== Problem ==
Write the material out again exactly as it stands.

== Supplied material ==

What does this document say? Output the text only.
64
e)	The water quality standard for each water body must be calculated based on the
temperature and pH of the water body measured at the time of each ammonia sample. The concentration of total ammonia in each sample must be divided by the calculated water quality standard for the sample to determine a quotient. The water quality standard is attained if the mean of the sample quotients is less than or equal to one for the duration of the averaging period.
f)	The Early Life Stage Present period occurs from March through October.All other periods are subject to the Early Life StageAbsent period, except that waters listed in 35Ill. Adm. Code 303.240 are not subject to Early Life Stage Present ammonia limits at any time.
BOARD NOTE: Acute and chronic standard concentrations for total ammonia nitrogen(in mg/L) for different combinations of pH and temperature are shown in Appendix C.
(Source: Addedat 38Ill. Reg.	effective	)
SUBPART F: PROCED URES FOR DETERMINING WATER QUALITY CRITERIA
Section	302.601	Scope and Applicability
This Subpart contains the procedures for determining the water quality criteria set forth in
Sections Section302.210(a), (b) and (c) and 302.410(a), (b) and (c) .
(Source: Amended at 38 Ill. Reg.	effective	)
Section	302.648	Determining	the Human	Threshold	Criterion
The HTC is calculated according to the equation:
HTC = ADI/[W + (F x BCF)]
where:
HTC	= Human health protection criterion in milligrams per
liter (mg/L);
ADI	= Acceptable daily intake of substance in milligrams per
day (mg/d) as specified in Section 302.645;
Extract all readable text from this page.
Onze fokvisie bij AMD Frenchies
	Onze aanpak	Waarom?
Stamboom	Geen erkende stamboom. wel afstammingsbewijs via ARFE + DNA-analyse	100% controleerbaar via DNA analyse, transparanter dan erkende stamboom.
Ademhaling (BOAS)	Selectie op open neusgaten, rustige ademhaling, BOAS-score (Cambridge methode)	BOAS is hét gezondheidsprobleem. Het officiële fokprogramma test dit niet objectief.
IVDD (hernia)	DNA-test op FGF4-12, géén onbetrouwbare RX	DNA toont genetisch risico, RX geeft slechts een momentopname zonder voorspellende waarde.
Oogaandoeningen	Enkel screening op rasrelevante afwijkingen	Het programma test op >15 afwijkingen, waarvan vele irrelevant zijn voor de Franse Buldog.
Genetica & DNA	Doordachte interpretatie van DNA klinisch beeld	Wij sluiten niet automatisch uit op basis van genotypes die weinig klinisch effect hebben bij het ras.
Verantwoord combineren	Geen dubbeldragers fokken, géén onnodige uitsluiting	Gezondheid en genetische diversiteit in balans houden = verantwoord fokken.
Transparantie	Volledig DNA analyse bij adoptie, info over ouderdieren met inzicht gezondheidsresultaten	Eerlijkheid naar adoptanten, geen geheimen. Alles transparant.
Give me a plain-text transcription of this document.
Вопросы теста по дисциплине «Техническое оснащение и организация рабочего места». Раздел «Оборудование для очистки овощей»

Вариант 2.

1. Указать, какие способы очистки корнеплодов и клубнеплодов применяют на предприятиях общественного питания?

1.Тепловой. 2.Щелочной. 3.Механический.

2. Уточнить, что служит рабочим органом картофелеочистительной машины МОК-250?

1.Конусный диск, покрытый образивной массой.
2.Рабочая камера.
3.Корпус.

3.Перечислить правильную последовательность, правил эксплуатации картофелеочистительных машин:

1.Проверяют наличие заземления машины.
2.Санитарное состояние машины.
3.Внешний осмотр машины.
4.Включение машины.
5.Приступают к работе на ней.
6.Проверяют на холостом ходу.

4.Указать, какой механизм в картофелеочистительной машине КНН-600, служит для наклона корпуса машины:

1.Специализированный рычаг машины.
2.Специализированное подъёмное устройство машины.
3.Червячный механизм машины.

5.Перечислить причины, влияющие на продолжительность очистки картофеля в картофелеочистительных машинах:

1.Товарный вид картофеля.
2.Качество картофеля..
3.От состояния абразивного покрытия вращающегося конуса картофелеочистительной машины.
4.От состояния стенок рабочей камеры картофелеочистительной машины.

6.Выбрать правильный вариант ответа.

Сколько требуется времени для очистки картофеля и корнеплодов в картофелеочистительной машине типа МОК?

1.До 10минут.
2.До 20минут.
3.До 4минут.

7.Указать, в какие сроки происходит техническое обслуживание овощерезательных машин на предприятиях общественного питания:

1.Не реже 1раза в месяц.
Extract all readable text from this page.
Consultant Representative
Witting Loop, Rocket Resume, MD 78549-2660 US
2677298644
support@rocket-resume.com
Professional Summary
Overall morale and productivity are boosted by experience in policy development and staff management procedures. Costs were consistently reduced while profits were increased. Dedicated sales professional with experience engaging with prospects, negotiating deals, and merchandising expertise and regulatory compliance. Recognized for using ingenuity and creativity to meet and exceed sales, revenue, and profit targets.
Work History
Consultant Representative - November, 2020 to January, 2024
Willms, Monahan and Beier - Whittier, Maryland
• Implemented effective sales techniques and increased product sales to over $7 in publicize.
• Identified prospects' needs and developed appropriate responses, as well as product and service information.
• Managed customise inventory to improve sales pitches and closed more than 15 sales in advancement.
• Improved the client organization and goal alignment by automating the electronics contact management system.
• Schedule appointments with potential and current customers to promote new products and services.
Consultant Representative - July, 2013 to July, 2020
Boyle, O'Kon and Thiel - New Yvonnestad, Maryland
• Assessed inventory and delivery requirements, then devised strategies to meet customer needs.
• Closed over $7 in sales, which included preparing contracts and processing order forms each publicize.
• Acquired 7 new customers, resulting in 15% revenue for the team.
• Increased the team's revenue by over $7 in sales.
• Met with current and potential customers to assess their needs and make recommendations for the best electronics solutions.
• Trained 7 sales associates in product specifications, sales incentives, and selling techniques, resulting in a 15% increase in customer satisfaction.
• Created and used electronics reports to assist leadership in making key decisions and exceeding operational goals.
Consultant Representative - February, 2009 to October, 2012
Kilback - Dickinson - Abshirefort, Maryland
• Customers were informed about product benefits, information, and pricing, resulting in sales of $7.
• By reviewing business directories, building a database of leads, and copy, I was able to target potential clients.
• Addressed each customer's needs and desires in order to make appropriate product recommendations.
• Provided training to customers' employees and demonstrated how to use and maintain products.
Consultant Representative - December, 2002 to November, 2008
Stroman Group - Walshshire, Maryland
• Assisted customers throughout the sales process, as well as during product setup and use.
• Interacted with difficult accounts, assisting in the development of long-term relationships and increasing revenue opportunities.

== Task response ==
What does this document say? Output the text only.
64
e)	The water quality standard for each water body must be calculated based on the
temperature and pH of the water body measured at the time of each ammonia sample. The concentration of total ammonia in each sample must be divided by the calculated water quality standard for the sample to determine a quotient. The water quality standard is attained if the mean of the sample quotients is less than or equal to one for the duration of the averaging period.
f)	The Early Life Stage Present period occurs from March through October.All other periods are subject to the Early Life StageAbsent period, except that waters listed in 35Ill. Adm. Code 303.240 are not subject to Early Life Stage Present ammonia limits at any time.
BOARD NOTE: Acute and chronic standard concentrations for total ammonia nitrogen(in mg/L) for different combinations of pH and temperature are shown in Appendix C.
(Source: Addedat 38Ill. Reg.	effective	)
SUBPART F: PROCED URES FOR DETERMINING WATER QUALITY CRITERIA
Section	302.601	Scope and Applicability
This Subpart contains the procedures for determining the water quality criteria set forth in
Sections Section302.210(a), (b) and (c) and 302.410(a), (b) and (c) .
(Source: Amended at 38 Ill. Reg.	effective	)
Section	302.648	Determining	the Human	Threshold	Criterion
The HTC is calculated according to the equation:
HTC = ADI/[W + (F x BCF)]
where:
HTC	= Human health protection criterion in milligrams per
liter (mg/L);
ADI	= Acceptable daily intake of substance in milligrams per
day (mg/d) as specified in Section 302.645;
Extract all readable text from this page.
Onze fokvisie bij AMD Frenchies
	Onze aanpak	Waarom?
Stamboom	Geen erkende stamboom. wel afstammingsbewijs via ARFE + DNA-analyse	100% controleerbaar via DNA analyse, transparanter dan erkende stamboom.
Ademhaling (BOAS)	Selectie op open neusgaten, rustige ademhaling, BOAS-score (Cambridge methode)	BOAS is hét gezondheidsprobleem. Het officiële fokprogramma test dit niet objectief.
IVDD (hernia)	DNA-test op FGF4-12, géén onbetrouwbare RX	DNA toont genetisch risico, RX geeft slechts een momentopname zonder voorspellende waarde.
Oogaandoeningen	Enkel screening op rasrelevante afwijkingen	Het programma test op >15 afwijkingen, waarvan vele irrelevant zijn voor de Franse Buldog.
Genetica & DNA	Doordachte interpretatie van DNA klinisch beeld	Wij sluiten niet automatisch uit op basis van genotypes die weinig klinisch effect hebben bij het ras.
Verantwoord combineren	Geen dubbeldragers fokken, géén onnodige uitsluiting	Gezondheid en genetische diversiteit in balans houden = verantwoord fokken.
Transparantie	Volledig DNA analyse bij adoptie, info over ouderdieren met inzicht gezondheidsresultaten	Eerlijkheid naar adoptanten, geen geheimen. Alles transparant.
Give me a plain-text transcription of this document.
Вопросы теста по дисциплине «Техническое оснащение и организация рабочего места». Раздел «Оборудование для очистки овощей»

Вариант 2.

1. Указать, какие способы очистки корнеплодов и клубнеплодов применяют на предприятиях общественного питания?

1.Тепловой. 2.Щелочной. 3.Механический.

2. Уточнить, что служит рабочим органом картофелеочистительной машины МОК-250?

1.Конусный диск, покрытый образивной массой.
2.Рабочая камера.
3.Корпус.

3.Перечислить правильную последовательность, правил эксплуатации картофелеочистительных машин:

1.Проверяют наличие заземления машины.
2.Санитарное состояние машины.
3.Внешний осмотр машины.
4.Включение машины.
5.Приступают к работе на ней.
6.Проверяют на холостом ходу.

4.Указать, какой механизм в картофелеочистительной машине КНН-600, служит для наклона корпуса машины:

1.Специализированный рычаг машины.
2.Специализированное подъёмное устройство машины.
3.Червячный механизм машины.

5.Перечислить причины, влияющие на продолжительность очистки картофеля в картофелеочистительных машинах:

1.Товарный вид картофеля.
2.Качество картофеля..
3.От состояния абразивного покрытия вращающегося конуса картофелеочистительной машины.
4.От состояния стенок рабочей камеры картофелеочистительной машины.

6.Выбрать правильный вариант ответа.

Сколько требуется времени для очистки картофеля и корнеплодов в картофелеочистительной машине типа МОК?

1.До 10минут.
2.До 20минут.
3.До 4минут.

7.Указать, в какие сроки происходит техническое обслуживание овощерезательных машин на предприятиях общественного питания:

1.Не реже 1раза в месяц.
Extract all readable text from this page.
Consultant Representative
Witting Loop, Rocket Resume, MD 78549-2660 US
2677298644
support@rocket-resume.com
Professional Summary
Overall morale and productivity are boosted by experience in policy development and staff management procedures. Costs were consistently reduced while profits were increased. Dedicated sales professional with experience engaging with prospects, negotiating deals, and merchandising expertise and regulatory compliance. Recognized for using ingenuity and creativity to meet and exceed sales, revenue, and profit targets.
Work History
Consultant Representative - November, 2020 to January, 2024
Willms, Monahan and Beier - Whittier, Maryland
• Implemented effective sales techniques and increased product sales to over $7 in publicize.
• Identified prospects' needs and developed appropriate responses, as well as product and service information.
• Managed customise inventory to improve sales pitches and closed more than 15 sales in advancement.
• Improved the client organization and goal alignment by automating the electronics contact management system.
• Schedule appointments with potential and current customers to promote new products and services.
Consultant Representative - July, 2013 to July, 2020
Boyle, O'Kon and Thiel - New Yvonnestad, Maryland
• Assessed inventory and delivery requirements, then devised strategies to meet customer needs.
• Closed over $7 in sales, which included preparing contracts and processing order forms each publicize.
• Acquired 7 new customers, resulting in 15% revenue for the team.
• Increased the team's revenue by over $7 in sales.
• Met with current and potential customers to assess their needs and make recommendations for the best electronics solutions.
• Trained 7 sales associates in product specifications, sales incentives, and selling techniques, resulting in a 15% increase in customer satisfaction.
• Created and used electronics reports to assist leadership in making key decisions and exceeding operational goals.
Consultant Representative - February, 2009 to October, 2012
Kilback - Dickinson - Abshirefort, Maryland
• Customers were informed about product benefits, information, and pricing, resulting in sales of $7.
• By reviewing business directories, building a database of leads, and copy, I was able to target potential clients.
• Addressed each customer's needs and desires in order to make appropriate product recommendations.
• Provided training to customers' employees and demonstrated how to use and maintain products.
Consultant Representative - December, 2002 to November, 2008
Stroman Group - Walshshire, Maryland
• Assisted customers throughout the sales process, as well as during product setup and use.
• Interacted with difficult accounts, assisting in the development of long-term relationships and increasing revenue opportunities.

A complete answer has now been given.